The exercise
Print the entries in full, word for word, but not the pictures.
--- Start of Material for this exercise ---
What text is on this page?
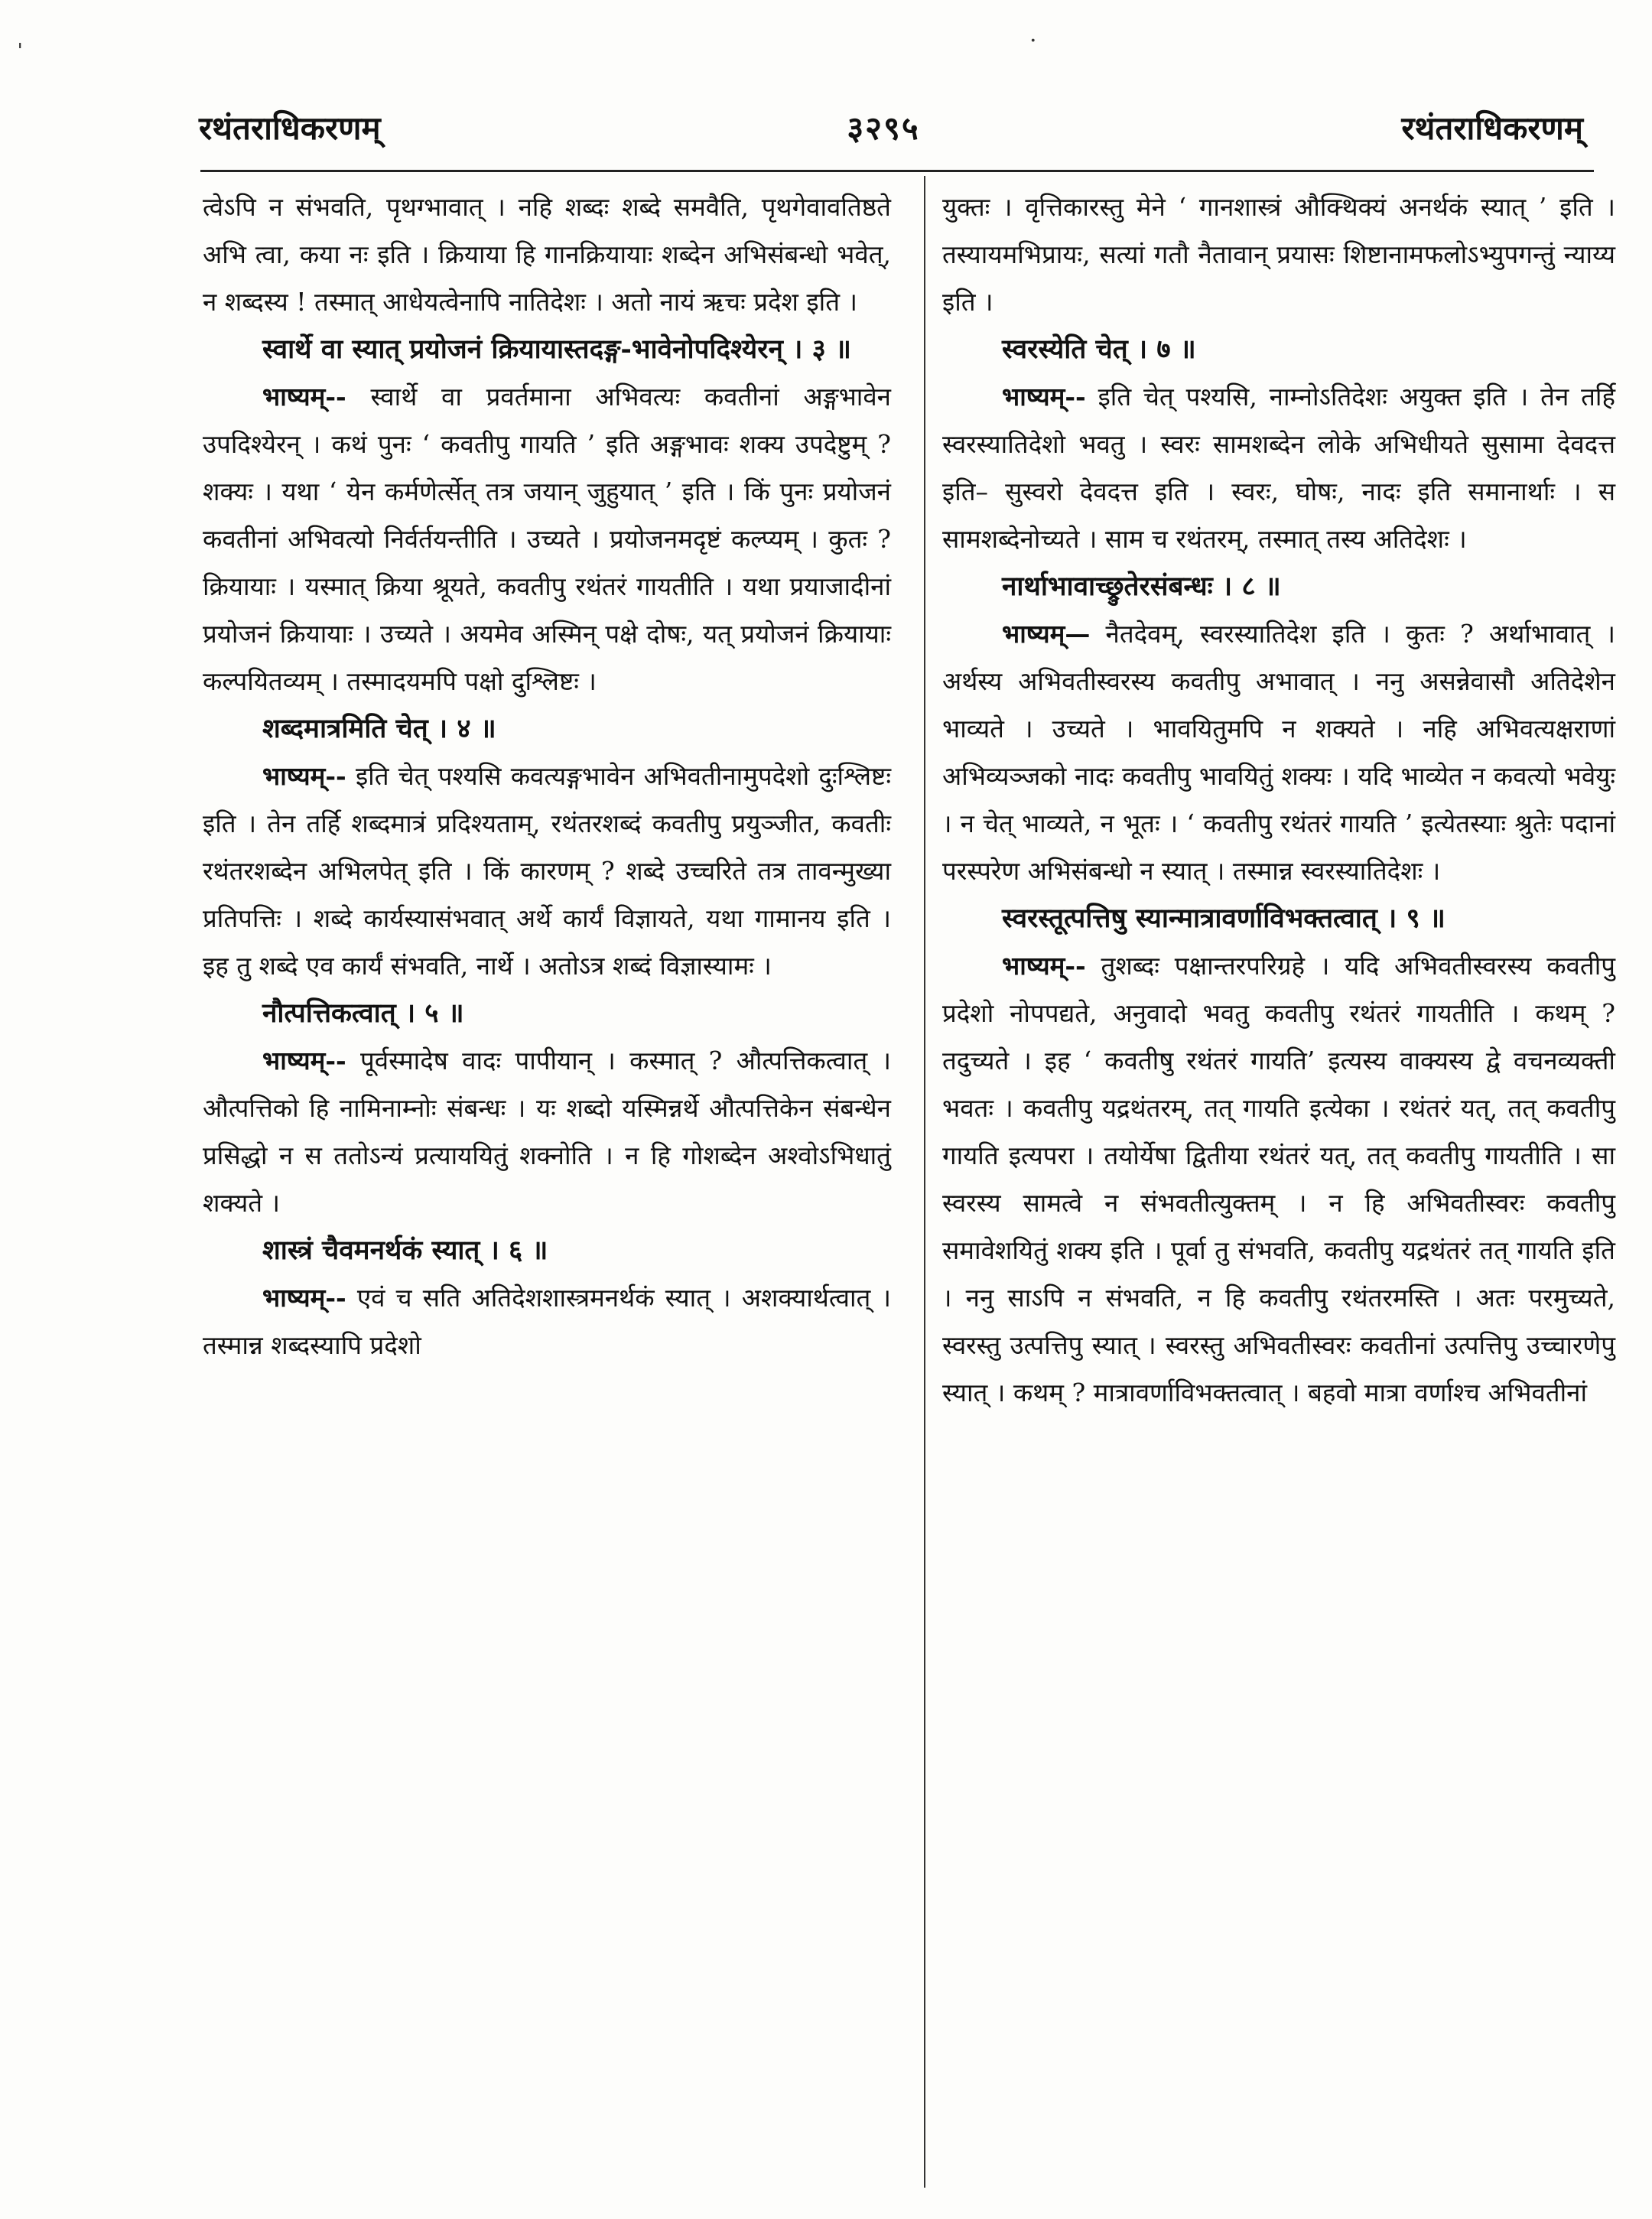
रथंतराधिकरणम्	३२९५	रथंतराधिकरणम्
ˈ	·

त्वेऽपि न संभवति, पृथग्भावात् । नहि शब्दः शब्दे समवैति, पृथगेवावतिष्ठते अभि त्वा, कया नः इति । क्रियाया हि गानक्रियायाः शब्देन अभिसंबन्धो भवेत्, न शब्दस्य ! तस्मात् आधेयत्वेनापि नातिदेशः । अतो नायं ऋचः प्रदेश इति ।

स्वार्थे वा स्यात् प्रयोजनं क्रियायास्तदङ्ग-भावेनोपदिश्येरन् । ३ ॥

भाष्यम्-- स्वार्थे वा प्रवर्तमाना अभिवत्यः कवतीनां अङ्गभावेन उपदिश्येरन् । कथं पुनः ‘ कवतीपु गायति ’ इति अङ्गभावः शक्य उपदेष्टुम् ? शक्यः । यथा ‘ येन कर्मणेर्त्सेत् तत्र जयान् जुहुयात् ’ इति । किं पुनः प्रयोजनं कवतीनां अभिवत्यो निर्वर्तयन्तीति । उच्यते । प्रयोजनमदृष्टं कल्प्यम् । कुतः ? क्रियायाः । यस्मात् क्रिया श्रूयते, कवतीपु रथंतरं गायतीति । यथा प्रयाजादीनां प्रयोजनं क्रियायाः । उच्यते । अयमेव अस्मिन् पक्षे दोषः, यत् प्रयोजनं क्रियायाः कल्पयितव्यम् । तस्मादयमपि पक्षो दुश्लिष्टः ।

शब्दमात्रमिति चेत् । ४ ॥

भाष्यम्-- इति चेत् पश्यसि कवत्यङ्गभावेन अभिवतीनामुपदेशो दुःश्लिष्टः इति । तेन तर्हि शब्दमात्रं प्रदिश्यताम्, रथंतरशब्दं कवतीपु प्रयुञ्जीत, कवतीः रथंतरशब्देन अभिलपेत् इति । किं कारणम् ? शब्दे उच्चरिते तत्र तावन्मुख्या प्रतिपत्तिः । शब्दे कार्यस्यासंभवात् अर्थे कार्यं विज्ञायते, यथा गामानय इति । इह तु शब्दे एव कार्यं संभवति, नार्थे । अतोऽत्र शब्दं विज्ञास्यामः ।

नौत्पत्तिकत्वात् । ५ ॥

भाष्यम्-- पूर्वस्मादेष वादः पापीयान् । कस्मात् ? औत्पत्तिकत्वात् । औत्पत्तिको हि नामिनाम्नोः संबन्धः । यः शब्दो यस्मिन्नर्थे औत्पत्तिकेन संबन्धेन प्रसिद्धो न स ततोऽन्यं प्रत्याययितुं शक्नोति । न हि गोशब्देन अश्वोऽभिधातुं शक्यते ।

शास्त्रं चैवमनर्थकं स्यात् । ६ ॥

भाष्यम्-- एवं च सति अतिदेशशास्त्रमनर्थकं स्यात् । अशक्यार्थत्वात् । तस्मान्न शब्दस्यापि प्रदेशो

युक्तः । वृत्तिकारस्तु मेने ‘ गानशास्त्रं औक्थिक्यं अनर्थकं स्यात् ’ इति । तस्यायमभिप्रायः, सत्यां गतौ नैतावान् प्रयासः शिष्टानामफलोऽभ्युपगन्तुं न्याय्य इति ।

स्वरस्येति चेत् । ७ ॥

भाष्यम्-- इति चेत् पश्यसि, नाम्नोऽतिदेशः अयुक्त इति । तेन तर्हि स्वरस्यातिदेशो भवतु । स्वरः सामशब्देन लोके अभिधीयते सुसामा देवदत्त इति– सुस्वरो देवदत्त इति । स्वरः, घोषः, नादः इति समानार्थाः । स सामशब्देनोच्यते । साम च रथंतरम्, तस्मात् तस्य अतिदेशः ।

नार्थाभावाच्छ्रुतेरसंबन्धः । ८ ॥

भाष्यम्— नैतदेवम्, स्वरस्यातिदेश इति । कुतः ? अर्थाभावात् । अर्थस्य अभिवतीस्वरस्य कवतीपु अभावात् । ननु असन्नेवासौ अतिदेशेन भाव्यते । उच्यते । भावयितुमपि न शक्यते । नहि अभिवत्यक्षराणां अभिव्यञ्जको नादः कवतीपु भावयितुं शक्यः । यदि भाव्येत न कवत्यो भवेयुः । न चेत् भाव्यते, न भूतः । ‘ कवतीपु रथंतरं गायति ’ इत्येतस्याः श्रुतेः पदानां परस्परेण अभिसंबन्धो न स्यात् । तस्मान्न स्वरस्यातिदेशः ।

स्वरस्तूत्पत्तिषु स्यान्मात्रावर्णाविभक्तत्वात् । ९ ॥

भाष्यम्-- तुशब्दः पक्षान्तरपरिग्रहे । यदि अभिवतीस्वरस्य कवतीपु प्रदेशो नोपपद्यते, अनुवादो भवतु कवतीपु रथंतरं गायतीति । कथम् ? तदुच्यते । इह ‘ कवतीषु रथंतरं गायति’ इत्यस्य वाक्यस्य द्वे वचनव्यक्ती भवतः । कवतीपु यद्रथंतरम्, तत् गायति इत्येका । रथंतरं यत्, तत् कवतीपु गायति इत्यपरा । तयोर्येषा द्वितीया रथंतरं यत्, तत् कवतीपु गायतीति । सा स्वरस्य सामत्वे न संभवतीत्युक्तम् । न हि अभिवतीस्वरः कवतीपु समावेशयितुं शक्य इति । पूर्वा तु संभवति, कवतीपु यद्रथंतरं तत् गायति इति । ननु साऽपि न संभवति, न हि कवतीपु रथंतरमस्ति । अतः परमुच्यते, स्वरस्तु उत्पत्तिपु स्यात् । स्वरस्तु अभिवतीस्वरः कवतीनां उत्पत्तिपु उच्चारणेपु स्यात् । कथम् ? मात्रावर्णाविभक्तत्वात् । बहवो मात्रा वर्णाश्च अभिवतीनां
--- End of Material for this exercise ---
Correct answer
What text is on this page?
रथंतराधिकरणम्	३२९५	रथंतराधिकरणम्
ˈ	·

त्वेऽपि न संभवति, पृथग्भावात् । नहि शब्दः शब्दे समवैति, पृथगेवावतिष्ठते अभि त्वा, कया नः इति । क्रियाया हि गानक्रियायाः शब्देन अभिसंबन्धो भवेत्, न शब्दस्य ! तस्मात् आधेयत्वेनापि नातिदेशः । अतो नायं ऋचः प्रदेश इति ।

स्वार्थे वा स्यात् प्रयोजनं क्रियायास्तदङ्ग-भावेनोपदिश्येरन् । ३ ॥

भाष्यम्-- स्वार्थे वा प्रवर्तमाना अभिवत्यः कवतीनां अङ्गभावेन उपदिश्येरन् । कथं पुनः ‘ कवतीपु गायति ’ इति अङ्गभावः शक्य उपदेष्टुम् ? शक्यः । यथा ‘ येन कर्मणेर्त्सेत् तत्र जयान् जुहुयात् ’ इति । किं पुनः प्रयोजनं कवतीनां अभिवत्यो निर्वर्तयन्तीति । उच्यते । प्रयोजनमदृष्टं कल्प्यम् । कुतः ? क्रियायाः । यस्मात् क्रिया श्रूयते, कवतीपु रथंतरं गायतीति । यथा प्रयाजादीनां प्रयोजनं क्रियायाः । उच्यते । अयमेव अस्मिन् पक्षे दोषः, यत् प्रयोजनं क्रियायाः कल्पयितव्यम् । तस्मादयमपि पक्षो दुश्लिष्टः ।

शब्दमात्रमिति चेत् । ४ ॥

भाष्यम्-- इति चेत् पश्यसि कवत्यङ्गभावेन अभिवतीनामुपदेशो दुःश्लिष्टः इति । तेन तर्हि शब्दमात्रं प्रदिश्यताम्, रथंतरशब्दं कवतीपु प्रयुञ्जीत, कवतीः रथंतरशब्देन अभिलपेत् इति । किं कारणम् ? शब्दे उच्चरिते तत्र तावन्मुख्या प्रतिपत्तिः । शब्दे कार्यस्यासंभवात् अर्थे कार्यं विज्ञायते, यथा गामानय इति । इह तु शब्दे एव कार्यं संभवति, नार्थे । अतोऽत्र शब्दं विज्ञास्यामः ।

नौत्पत्तिकत्वात् । ५ ॥

भाष्यम्-- पूर्वस्मादेष वादः पापीयान् । कस्मात् ? औत्पत्तिकत्वात् । औत्पत्तिको हि नामिनाम्नोः संबन्धः । यः शब्दो यस्मिन्नर्थे औत्पत्तिकेन संबन्धेन प्रसिद्धो न स ततोऽन्यं प्रत्याययितुं शक्नोति । न हि गोशब्देन अश्वोऽभिधातुं शक्यते ।

शास्त्रं चैवमनर्थकं स्यात् । ६ ॥

भाष्यम्-- एवं च सति अतिदेशशास्त्रमनर्थकं स्यात् । अशक्यार्थत्वात् । तस्मान्न शब्दस्यापि प्रदेशो

युक्तः । वृत्तिकारस्तु मेने ‘ गानशास्त्रं औक्थिक्यं अनर्थकं स्यात् ’ इति । तस्यायमभिप्रायः, सत्यां गतौ नैतावान् प्रयासः शिष्टानामफलोऽभ्युपगन्तुं न्याय्य इति ।

स्वरस्येति चेत् । ७ ॥

भाष्यम्-- इति चेत् पश्यसि, नाम्नोऽतिदेशः अयुक्त इति । तेन तर्हि स्वरस्यातिदेशो भवतु । स्वरः सामशब्देन लोके अभिधीयते सुसामा देवदत्त इति– सुस्वरो देवदत्त इति । स्वरः, घोषः, नादः इति समानार्थाः । स सामशब्देनोच्यते । साम च रथंतरम्, तस्मात् तस्य अतिदेशः ।

नार्थाभावाच्छ्रुतेरसंबन्धः । ८ ॥

भाष्यम्— नैतदेवम्, स्वरस्यातिदेश इति । कुतः ? अर्थाभावात् । अर्थस्य अभिवतीस्वरस्य कवतीपु अभावात् । ननु असन्नेवासौ अतिदेशेन भाव्यते । उच्यते । भावयितुमपि न शक्यते । नहि अभिवत्यक्षराणां अभिव्यञ्जको नादः कवतीपु भावयितुं शक्यः । यदि भाव्येत न कवत्यो भवेयुः । न चेत् भाव्यते, न भूतः । ‘ कवतीपु रथंतरं गायति ’ इत्येतस्याः श्रुतेः पदानां परस्परेण अभिसंबन्धो न स्यात् । तस्मान्न स्वरस्यातिदेशः ।

स्वरस्तूत्पत्तिषु स्यान्मात्रावर्णाविभक्तत्वात् । ९ ॥

भाष्यम्-- तुशब्दः पक्षान्तरपरिग्रहे । यदि अभिवतीस्वरस्य कवतीपु प्रदेशो नोपपद्यते, अनुवादो भवतु कवतीपु रथंतरं गायतीति । कथम् ? तदुच्यते । इह ‘ कवतीषु रथंतरं गायति’ इत्यस्य वाक्यस्य द्वे वचनव्यक्ती भवतः । कवतीपु यद्रथंतरम्, तत् गायति इत्येका । रथंतरं यत्, तत् कवतीपु गायति इत्यपरा । तयोर्येषा द्वितीया रथंतरं यत्, तत् कवतीपु गायतीति । सा स्वरस्य सामत्वे न संभवतीत्युक्तम् । न हि अभिवतीस्वरः कवतीपु समावेशयितुं शक्य इति । पूर्वा तु संभवति, कवतीपु यद्रथंतरं तत् गायति इति । ननु साऽपि न संभवति, न हि कवतीपु रथंतरमस्ति । अतः परमुच्यते, स्वरस्तु उत्पत्तिपु स्यात् । स्वरस्तु अभिवतीस्वरः कवतीनां उत्पत्तिपु उच्चारणेपु स्यात् । कथम् ? मात्रावर्णाविभक्तत्वात् । बहवो मात्रा वर्णाश्च अभिवतीनां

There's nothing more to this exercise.